>>>>>

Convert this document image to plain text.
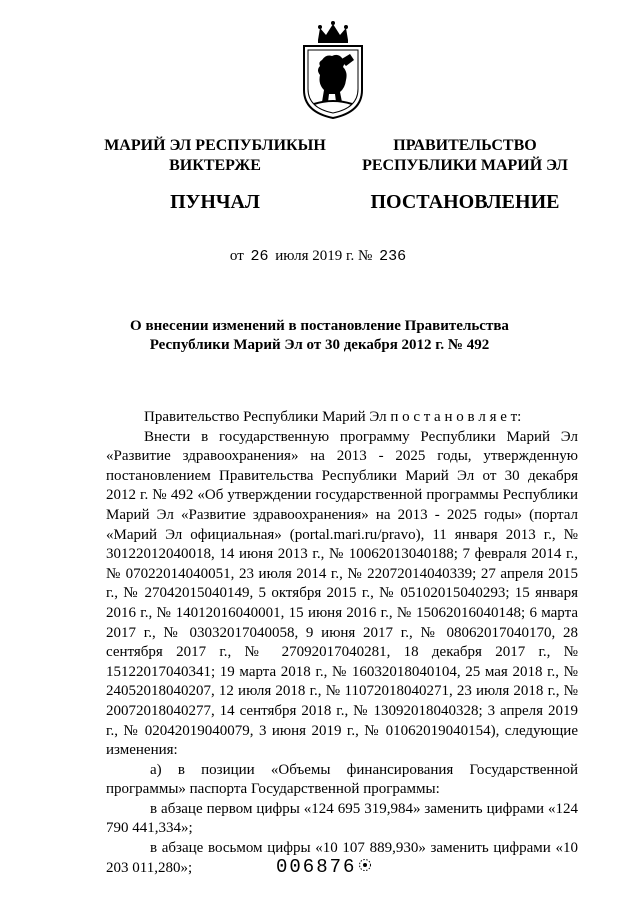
МАРИЙ ЭЛ РЕСПУБЛИКЫН
ВИКТЕРЖЕ
ПУНЧАЛ
ПРАВИТЕЛЬСТВО
РЕСПУБЛИКИ МАРИЙ ЭЛ
ПОСТАНОВЛЕНИЕ
от 26 июля 2019 г. № 236
О внесении изменений в постановление Правительства
Республики Марий Эл от 30 декабря 2012 г. № 492

Правительство Республики Марий Эл п о с т а н о в л я е т:

Внести в государственную программу Республики Марий Эл «Развитие здравоохранения» на 2013 - 2025 годы, утвержденную постановлением Правительства Республики Марий Эл от 30 декабря 2012 г. № 492 «Об утверждении государственной программы Республики Марий Эл «Развитие здравоохранения» на 2013 - 2025 годы» (портал «Марий Эл официальная» (portal.mari.ru/pravo), 11 января 2013 г., № 30122012040018, 14 июня 2013 г., № 10062013040188; 7 февраля 2014 г., № 07022014040051, 23 июля 2014 г., № 22072014040339; 27 апреля 2015 г., № 27042015040149, 5 октября 2015 г., № 05102015040293; 15 января 2016 г., № 14012016040001, 15 июня 2016 г., № 15062016040148; 6 марта 2017 г., № 03032017040058, 9 июня 2017 г., № 08062017040170, 28 сентября 2017 г., № 27092017040281, 18 декабря 2017 г., № 15122017040341; 19 марта 2018 г., № 16032018040104, 25 мая 2018 г., № 24052018040207, 12 июля 2018 г., № 11072018040271, 23 июля 2018 г., № 20072018040277, 14 сентября 2018 г., № 13092018040328; 3 апреля 2019 г., № 02042019040079, 3 июня 2019 г., № 01062019040154), следующие изменения:

а) в позиции «Объемы финансирования Государственной программы» паспорта Государственной программы:

в абзаце первом цифры «124 695 319,984» заменить цифрами «124 790 441,334»;

в абзаце восьмом цифры «10 107 889,930» заменить цифрами «10 203 011,280»;	006876
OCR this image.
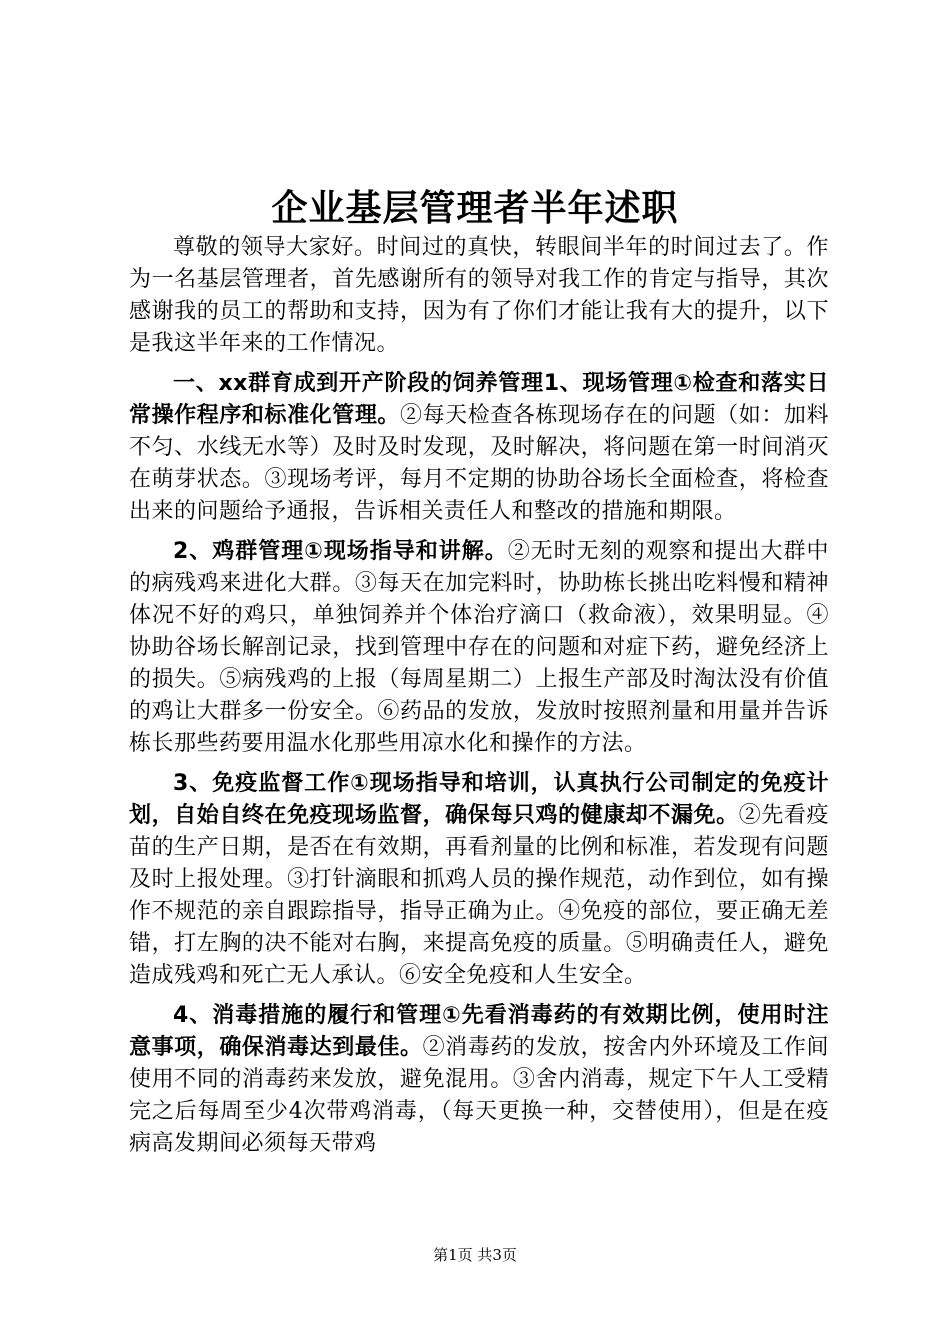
企业基层管理者半年述职

尊敬的领导大家好。时间过的真快，转眼间半年的时间过去了。作为一名基层管理者，首先感谢所有的领导对我工作的肯定与指导，其次感谢我的员工的帮助和支持，因为有了你们才能让我有大的提升，以下是我这半年来的工作情况。

一、xx群育成到开产阶段的饲养管理1、现场管理①检查和落实日常操作程序和标准化管理。②每天检查各栋现场存在的问题（如：加料不匀、水线无水等）及时及时发现，及时解决，将问题在第一时间消灭在萌芽状态。③现场考评，每月不定期的协助谷场长全面检查，将检查出来的问题给予通报，告诉相关责任人和整改的措施和期限。

2、鸡群管理①现场指导和讲解。②无时无刻的观察和提出大群中的病残鸡来进化大群。③每天在加完料时，协助栋长挑出吃料慢和精神体况不好的鸡只，单独饲养并个体治疗滴口（救命液），效果明显。④协助谷场长解剖记录，找到管理中存在的问题和对症下药，避免经济上的损失。⑤病残鸡的上报（每周星期二）上报生产部及时淘汰没有价值的鸡让大群多一份安全。⑥药品的发放，发放时按照剂量和用量并告诉栋长那些药要用温水化那些用凉水化和操作的方法。

3、免疫监督工作①现场指导和培训，认真执行公司制定的免疫计划，自始自终在免疫现场监督，确保每只鸡的健康却不漏免。②先看疫苗的生产日期，是否在有效期，再看剂量的比例和标准，若发现有问题及时上报处理。③打针滴眼和抓鸡人员的操作规范，动作到位，如有操作不规范的亲自跟踪指导，指导正确为止。④免疫的部位，要正确无差错，打左胸的决不能对右胸，来提高免疫的质量。⑤明确责任人，避免造成残鸡和死亡无人承认。⑥安全免疫和人生安全。

4、消毒措施的履行和管理①先看消毒药的有效期比例，使用时注意事项，确保消毒达到最佳。②消毒药的发放，按舍内外环境及工作间使用不同的消毒药来发放，避免混用。③舍内消毒，规定下午人工受精完之后每周至少4次带鸡消毒，（每天更换一种，交替使用），但是在疫病高发期间必须每天带鸡

第1页 共3页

<<<<<

GIVEN PROBLEM: Give the material again exactly as it is, but keep the pictures out.

COMPLETED TASK:
Convert this document image to plain text.
МАРИЙ ЭЛ РЕСПУБЛИКЫН
ВИКТЕРЖЕ
ПУНЧАЛ
ПРАВИТЕЛЬСТВО
РЕСПУБЛИКИ МАРИЙ ЭЛ
ПОСТАНОВЛЕНИЕ
от 26 июля 2019 г. № 236
О внесении изменений в постановление Правительства
Республики Марий Эл от 30 декабря 2012 г. № 492

Правительство Республики Марий Эл п о с т а н о в л я е т:

Внести в государственную программу Республики Марий Эл «Развитие здравоохранения» на 2013 - 2025 годы, утвержденную постановлением Правительства Республики Марий Эл от 30 декабря 2012 г. № 492 «Об утверждении государственной программы Республики Марий Эл «Развитие здравоохранения» на 2013 - 2025 годы» (портал «Марий Эл официальная» (portal.mari.ru/pravo), 11 января 2013 г., № 30122012040018, 14 июня 2013 г., № 10062013040188; 7 февраля 2014 г., № 07022014040051, 23 июля 2014 г., № 22072014040339; 27 апреля 2015 г., № 27042015040149, 5 октября 2015 г., № 05102015040293; 15 января 2016 г., № 14012016040001, 15 июня 2016 г., № 15062016040148; 6 марта 2017 г., № 03032017040058, 9 июня 2017 г., № 08062017040170, 28 сентября 2017 г., № 27092017040281, 18 декабря 2017 г., № 15122017040341; 19 марта 2018 г., № 16032018040104, 25 мая 2018 г., № 24052018040207, 12 июля 2018 г., № 11072018040271, 23 июля 2018 г., № 20072018040277, 14 сентября 2018 г., № 13092018040328; 3 апреля 2019 г., № 02042019040079, 3 июня 2019 г., № 01062019040154), следующие изменения:

а) в позиции «Объемы финансирования Государственной программы» паспорта Государственной программы:

в абзаце первом цифры «124 695 319,984» заменить цифрами «124 790 441,334»;

в абзаце восьмом цифры «10 107 889,930» заменить цифрами «10 203 011,280»;	006876
OCR this image.
企业基层管理者半年述职

尊敬的领导大家好。时间过的真快，转眼间半年的时间过去了。作为一名基层管理者，首先感谢所有的领导对我工作的肯定与指导，其次感谢我的员工的帮助和支持，因为有了你们才能让我有大的提升，以下是我这半年来的工作情况。

一、xx群育成到开产阶段的饲养管理1、现场管理①检查和落实日常操作程序和标准化管理。②每天检查各栋现场存在的问题（如：加料不匀、水线无水等）及时及时发现，及时解决，将问题在第一时间消灭在萌芽状态。③现场考评，每月不定期的协助谷场长全面检查，将检查出来的问题给予通报，告诉相关责任人和整改的措施和期限。

2、鸡群管理①现场指导和讲解。②无时无刻的观察和提出大群中的病残鸡来进化大群。③每天在加完料时，协助栋长挑出吃料慢和精神体况不好的鸡只，单独饲养并个体治疗滴口（救命液），效果明显。④协助谷场长解剖记录，找到管理中存在的问题和对症下药，避免经济上的损失。⑤病残鸡的上报（每周星期二）上报生产部及时淘汰没有价值的鸡让大群多一份安全。⑥药品的发放，发放时按照剂量和用量并告诉栋长那些药要用温水化那些用凉水化和操作的方法。

3、免疫监督工作①现场指导和培训，认真执行公司制定的免疫计划，自始自终在免疫现场监督，确保每只鸡的健康却不漏免。②先看疫苗的生产日期，是否在有效期，再看剂量的比例和标准，若发现有问题及时上报处理。③打针滴眼和抓鸡人员的操作规范，动作到位，如有操作不规范的亲自跟踪指导，指导正确为止。④免疫的部位，要正确无差错，打左胸的决不能对右胸，来提高免疫的质量。⑤明确责任人，避免造成残鸡和死亡无人承认。⑥安全免疫和人生安全。

4、消毒措施的履行和管理①先看消毒药的有效期比例，使用时注意事项，确保消毒达到最佳。②消毒药的发放，按舍内外环境及工作间使用不同的消毒药来发放，避免混用。③舍内消毒，规定下午人工受精完之后每周至少4次带鸡消毒，（每天更换一种，交替使用），但是在疫病高发期间必须每天带鸡

第1页 共3页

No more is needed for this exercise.